GOAL OF THE EXERCISE ▸
Only lines holding the string "with" are wanted; copy each one from the material.

== RECORDS PROVIDED ==

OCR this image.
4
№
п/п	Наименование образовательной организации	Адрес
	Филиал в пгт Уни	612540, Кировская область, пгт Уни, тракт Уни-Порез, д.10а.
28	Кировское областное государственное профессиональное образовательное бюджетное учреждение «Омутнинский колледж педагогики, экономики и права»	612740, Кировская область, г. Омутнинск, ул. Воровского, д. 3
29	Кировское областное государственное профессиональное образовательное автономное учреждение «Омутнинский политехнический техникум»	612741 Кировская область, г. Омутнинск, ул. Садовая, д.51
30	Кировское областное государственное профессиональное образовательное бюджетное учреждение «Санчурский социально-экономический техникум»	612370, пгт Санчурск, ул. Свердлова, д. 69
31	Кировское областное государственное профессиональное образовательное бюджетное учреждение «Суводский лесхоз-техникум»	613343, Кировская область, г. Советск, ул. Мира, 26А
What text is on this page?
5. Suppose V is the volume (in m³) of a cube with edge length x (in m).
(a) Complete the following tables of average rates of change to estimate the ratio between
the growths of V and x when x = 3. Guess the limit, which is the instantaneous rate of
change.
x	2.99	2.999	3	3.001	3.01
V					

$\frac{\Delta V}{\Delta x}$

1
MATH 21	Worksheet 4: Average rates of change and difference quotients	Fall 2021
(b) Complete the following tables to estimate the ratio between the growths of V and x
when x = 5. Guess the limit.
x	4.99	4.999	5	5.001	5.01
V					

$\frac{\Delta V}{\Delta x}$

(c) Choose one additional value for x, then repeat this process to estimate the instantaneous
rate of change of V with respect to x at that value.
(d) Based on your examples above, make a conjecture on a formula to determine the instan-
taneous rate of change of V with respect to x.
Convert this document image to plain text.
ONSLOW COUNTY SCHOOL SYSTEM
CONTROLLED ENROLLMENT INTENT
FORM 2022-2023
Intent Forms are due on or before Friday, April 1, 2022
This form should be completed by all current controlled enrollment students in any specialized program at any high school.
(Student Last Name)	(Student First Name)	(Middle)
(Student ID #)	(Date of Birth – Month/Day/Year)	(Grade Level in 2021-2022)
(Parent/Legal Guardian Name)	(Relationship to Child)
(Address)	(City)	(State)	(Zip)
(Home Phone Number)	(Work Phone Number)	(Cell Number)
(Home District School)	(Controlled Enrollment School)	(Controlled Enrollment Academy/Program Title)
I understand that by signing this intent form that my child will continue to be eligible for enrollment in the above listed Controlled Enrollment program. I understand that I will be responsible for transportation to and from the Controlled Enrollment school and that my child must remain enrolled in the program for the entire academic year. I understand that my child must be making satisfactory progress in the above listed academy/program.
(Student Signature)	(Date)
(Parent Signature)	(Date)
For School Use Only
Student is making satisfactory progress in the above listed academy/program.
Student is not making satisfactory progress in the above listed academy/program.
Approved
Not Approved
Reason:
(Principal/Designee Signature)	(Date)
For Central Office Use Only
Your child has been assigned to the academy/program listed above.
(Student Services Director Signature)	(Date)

===

FINAL RESULT ▸
5. Suppose V is the volume (in m³) of a cube with edge length x (in m).
rate of change of V with respect to x at that value.
taneous rate of change of V with respect to x.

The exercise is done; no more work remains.